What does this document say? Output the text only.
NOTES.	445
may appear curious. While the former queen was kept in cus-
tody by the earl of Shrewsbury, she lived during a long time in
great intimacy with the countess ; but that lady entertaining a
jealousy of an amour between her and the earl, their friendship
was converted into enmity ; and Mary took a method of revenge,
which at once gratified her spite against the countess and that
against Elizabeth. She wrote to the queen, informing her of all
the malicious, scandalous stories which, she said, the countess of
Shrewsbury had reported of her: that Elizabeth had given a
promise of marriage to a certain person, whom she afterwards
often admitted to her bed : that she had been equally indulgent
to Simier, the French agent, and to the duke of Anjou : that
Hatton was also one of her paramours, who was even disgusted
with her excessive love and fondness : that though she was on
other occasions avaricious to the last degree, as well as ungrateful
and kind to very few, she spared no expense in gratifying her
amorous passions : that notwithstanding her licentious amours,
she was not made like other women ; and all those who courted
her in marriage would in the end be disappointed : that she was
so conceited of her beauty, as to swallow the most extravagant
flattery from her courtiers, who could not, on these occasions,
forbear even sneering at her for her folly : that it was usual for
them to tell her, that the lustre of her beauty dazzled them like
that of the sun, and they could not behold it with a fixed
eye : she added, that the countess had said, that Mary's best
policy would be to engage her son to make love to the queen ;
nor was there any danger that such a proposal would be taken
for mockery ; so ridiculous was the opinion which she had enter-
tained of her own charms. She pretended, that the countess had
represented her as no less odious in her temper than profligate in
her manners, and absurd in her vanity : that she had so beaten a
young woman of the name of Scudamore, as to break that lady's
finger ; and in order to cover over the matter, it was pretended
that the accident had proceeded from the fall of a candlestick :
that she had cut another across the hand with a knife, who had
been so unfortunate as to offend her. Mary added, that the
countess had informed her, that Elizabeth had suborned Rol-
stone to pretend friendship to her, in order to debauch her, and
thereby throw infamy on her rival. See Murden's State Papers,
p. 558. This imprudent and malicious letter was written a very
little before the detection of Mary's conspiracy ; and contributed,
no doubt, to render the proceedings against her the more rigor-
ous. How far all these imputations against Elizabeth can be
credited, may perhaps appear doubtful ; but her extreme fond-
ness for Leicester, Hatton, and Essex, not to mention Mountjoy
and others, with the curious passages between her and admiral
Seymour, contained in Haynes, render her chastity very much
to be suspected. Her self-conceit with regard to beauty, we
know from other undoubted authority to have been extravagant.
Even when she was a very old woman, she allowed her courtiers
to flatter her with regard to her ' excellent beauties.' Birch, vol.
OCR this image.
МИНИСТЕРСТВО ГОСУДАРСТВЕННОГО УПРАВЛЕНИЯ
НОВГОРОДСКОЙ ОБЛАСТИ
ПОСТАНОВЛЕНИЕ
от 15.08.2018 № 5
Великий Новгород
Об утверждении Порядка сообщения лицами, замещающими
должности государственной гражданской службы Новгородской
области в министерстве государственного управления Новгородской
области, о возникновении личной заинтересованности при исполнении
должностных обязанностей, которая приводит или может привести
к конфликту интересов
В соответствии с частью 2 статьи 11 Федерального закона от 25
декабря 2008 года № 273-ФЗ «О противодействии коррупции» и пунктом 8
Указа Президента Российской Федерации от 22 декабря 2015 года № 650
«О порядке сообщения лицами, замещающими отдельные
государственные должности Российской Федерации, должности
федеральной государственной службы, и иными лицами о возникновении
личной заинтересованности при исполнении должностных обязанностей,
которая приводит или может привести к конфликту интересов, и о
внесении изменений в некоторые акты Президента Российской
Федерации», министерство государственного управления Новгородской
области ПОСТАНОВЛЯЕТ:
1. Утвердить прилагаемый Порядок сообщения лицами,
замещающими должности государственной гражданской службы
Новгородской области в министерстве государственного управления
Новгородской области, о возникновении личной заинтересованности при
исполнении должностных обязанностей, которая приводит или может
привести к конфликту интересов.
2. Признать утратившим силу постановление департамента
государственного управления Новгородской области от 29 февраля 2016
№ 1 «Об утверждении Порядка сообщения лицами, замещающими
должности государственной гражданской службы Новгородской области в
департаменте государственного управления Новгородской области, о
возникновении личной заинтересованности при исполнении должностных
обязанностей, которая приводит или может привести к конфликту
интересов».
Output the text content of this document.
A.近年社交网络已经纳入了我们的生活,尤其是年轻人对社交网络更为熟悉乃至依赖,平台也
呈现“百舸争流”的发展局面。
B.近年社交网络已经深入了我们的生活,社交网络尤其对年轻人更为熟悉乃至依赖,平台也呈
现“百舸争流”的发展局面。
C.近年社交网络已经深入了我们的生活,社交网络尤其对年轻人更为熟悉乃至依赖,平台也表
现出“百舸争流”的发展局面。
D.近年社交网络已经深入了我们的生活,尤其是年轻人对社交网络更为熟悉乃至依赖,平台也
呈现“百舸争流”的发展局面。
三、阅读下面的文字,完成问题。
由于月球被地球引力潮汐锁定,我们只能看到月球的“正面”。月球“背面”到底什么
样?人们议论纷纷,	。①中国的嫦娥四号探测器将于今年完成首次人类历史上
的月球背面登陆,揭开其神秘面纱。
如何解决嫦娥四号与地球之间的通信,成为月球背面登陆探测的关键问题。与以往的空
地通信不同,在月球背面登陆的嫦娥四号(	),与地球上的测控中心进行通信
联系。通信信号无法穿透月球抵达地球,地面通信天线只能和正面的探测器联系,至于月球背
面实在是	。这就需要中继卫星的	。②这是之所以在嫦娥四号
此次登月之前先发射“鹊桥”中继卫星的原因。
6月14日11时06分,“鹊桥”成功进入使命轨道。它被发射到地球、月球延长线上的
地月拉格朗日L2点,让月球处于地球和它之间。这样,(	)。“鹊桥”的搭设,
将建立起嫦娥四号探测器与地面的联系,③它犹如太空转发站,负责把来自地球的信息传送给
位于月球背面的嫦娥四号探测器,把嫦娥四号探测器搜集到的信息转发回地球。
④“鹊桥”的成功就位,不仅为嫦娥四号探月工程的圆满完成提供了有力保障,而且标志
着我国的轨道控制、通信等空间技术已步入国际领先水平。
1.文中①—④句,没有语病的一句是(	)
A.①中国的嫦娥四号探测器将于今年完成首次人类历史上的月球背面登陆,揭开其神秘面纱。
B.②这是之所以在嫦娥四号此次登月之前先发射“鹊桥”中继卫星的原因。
────────────────────
Required work:
From the records above, extract every entry exactly as given.

Solved problem:
What does this document say? Output the text only.
NOTES.	445
may appear curious. While the former queen was kept in cus-
tody by the earl of Shrewsbury, she lived during a long time in
great intimacy with the countess ; but that lady entertaining a
jealousy of an amour between her and the earl, their friendship
was converted into enmity ; and Mary took a method of revenge,
which at once gratified her spite against the countess and that
against Elizabeth. She wrote to the queen, informing her of all
the malicious, scandalous stories which, she said, the countess of
Shrewsbury had reported of her: that Elizabeth had given a
promise of marriage to a certain person, whom she afterwards
often admitted to her bed : that she had been equally indulgent
to Simier, the French agent, and to the duke of Anjou : that
Hatton was also one of her paramours, who was even disgusted
with her excessive love and fondness : that though she was on
other occasions avaricious to the last degree, as well as ungrateful
and kind to very few, she spared no expense in gratifying her
amorous passions : that notwithstanding her licentious amours,
she was not made like other women ; and all those who courted
her in marriage would in the end be disappointed : that she was
so conceited of her beauty, as to swallow the most extravagant
flattery from her courtiers, who could not, on these occasions,
forbear even sneering at her for her folly : that it was usual for
them to tell her, that the lustre of her beauty dazzled them like
that of the sun, and they could not behold it with a fixed
eye : she added, that the countess had said, that Mary's best
policy would be to engage her son to make love to the queen ;
nor was there any danger that such a proposal would be taken
for mockery ; so ridiculous was the opinion which she had enter-
tained of her own charms. She pretended, that the countess had
represented her as no less odious in her temper than profligate in
her manners, and absurd in her vanity : that she had so beaten a
young woman of the name of Scudamore, as to break that lady's
finger ; and in order to cover over the matter, it was pretended
that the accident had proceeded from the fall of a candlestick :
that she had cut another across the hand with a knife, who had
been so unfortunate as to offend her. Mary added, that the
countess had informed her, that Elizabeth had suborned Rol-
stone to pretend friendship to her, in order to debauch her, and
thereby throw infamy on her rival. See Murden's State Papers,
p. 558. This imprudent and malicious letter was written a very
little before the detection of Mary's conspiracy ; and contributed,
no doubt, to render the proceedings against her the more rigor-
ous. How far all these imputations against Elizabeth can be
credited, may perhaps appear doubtful ; but her extreme fond-
ness for Leicester, Hatton, and Essex, not to mention Mountjoy
and others, with the curious passages between her and admiral
Seymour, contained in Haynes, render her chastity very much
to be suspected. Her self-conceit with regard to beauty, we
know from other undoubted authority to have been extravagant.
Even when she was a very old woman, she allowed her courtiers
to flatter her with regard to her ' excellent beauties.' Birch, vol.
OCR this image.
МИНИСТЕРСТВО ГОСУДАРСТВЕННОГО УПРАВЛЕНИЯ
НОВГОРОДСКОЙ ОБЛАСТИ
ПОСТАНОВЛЕНИЕ
от 15.08.2018 № 5
Великий Новгород
Об утверждении Порядка сообщения лицами, замещающими
должности государственной гражданской службы Новгородской
области в министерстве государственного управления Новгородской
области, о возникновении личной заинтересованности при исполнении
должностных обязанностей, которая приводит или может привести
к конфликту интересов
В соответствии с частью 2 статьи 11 Федерального закона от 25
декабря 2008 года № 273-ФЗ «О противодействии коррупции» и пунктом 8
Указа Президента Российской Федерации от 22 декабря 2015 года № 650
«О порядке сообщения лицами, замещающими отдельные
государственные должности Российской Федерации, должности
федеральной государственной службы, и иными лицами о возникновении
личной заинтересованности при исполнении должностных обязанностей,
которая приводит или может привести к конфликту интересов, и о
внесении изменений в некоторые акты Президента Российской
Федерации», министерство государственного управления Новгородской
области ПОСТАНОВЛЯЕТ:
1. Утвердить прилагаемый Порядок сообщения лицами,
замещающими должности государственной гражданской службы
Новгородской области в министерстве государственного управления
Новгородской области, о возникновении личной заинтересованности при
исполнении должностных обязанностей, которая приводит или может
привести к конфликту интересов.
2. Признать утратившим силу постановление департамента
государственного управления Новгородской области от 29 февраля 2016
№ 1 «Об утверждении Порядка сообщения лицами, замещающими
должности государственной гражданской службы Новгородской области в
департаменте государственного управления Новгородской области, о
возникновении личной заинтересованности при исполнении должностных
обязанностей, которая приводит или может привести к конфликту
интересов».
Output the text content of this document.
A.近年社交网络已经纳入了我们的生活,尤其是年轻人对社交网络更为熟悉乃至依赖,平台也
呈现“百舸争流”的发展局面。
B.近年社交网络已经深入了我们的生活,社交网络尤其对年轻人更为熟悉乃至依赖,平台也呈
现“百舸争流”的发展局面。
C.近年社交网络已经深入了我们的生活,社交网络尤其对年轻人更为熟悉乃至依赖,平台也表
现出“百舸争流”的发展局面。
D.近年社交网络已经深入了我们的生活,尤其是年轻人对社交网络更为熟悉乃至依赖,平台也
呈现“百舸争流”的发展局面。
三、阅读下面的文字,完成问题。
由于月球被地球引力潮汐锁定,我们只能看到月球的“正面”。月球“背面”到底什么
样?人们议论纷纷,	。①中国的嫦娥四号探测器将于今年完成首次人类历史上
的月球背面登陆,揭开其神秘面纱。
如何解决嫦娥四号与地球之间的通信,成为月球背面登陆探测的关键问题。与以往的空
地通信不同,在月球背面登陆的嫦娥四号(	),与地球上的测控中心进行通信
联系。通信信号无法穿透月球抵达地球,地面通信天线只能和正面的探测器联系,至于月球背
面实在是	。这就需要中继卫星的	。②这是之所以在嫦娥四号
此次登月之前先发射“鹊桥”中继卫星的原因。
6月14日11时06分,“鹊桥”成功进入使命轨道。它被发射到地球、月球延长线上的
地月拉格朗日L2点,让月球处于地球和它之间。这样,(	)。“鹊桥”的搭设,
将建立起嫦娥四号探测器与地面的联系,③它犹如太空转发站,负责把来自地球的信息传送给
位于月球背面的嫦娥四号探测器,把嫦娥四号探测器搜集到的信息转发回地球。
④“鹊桥”的成功就位,不仅为嫦娥四号探月工程的圆满完成提供了有力保障,而且标志
着我国的轨道控制、通信等空间技术已步入国际领先水平。
1.文中①—④句,没有语病的一句是(	)
A.①中国的嫦娥四号探测器将于今年完成首次人类历史上的月球背面登陆,揭开其神秘面纱。
B.②这是之所以在嫦娥四号此次登月之前先发射“鹊桥”中继卫星的原因。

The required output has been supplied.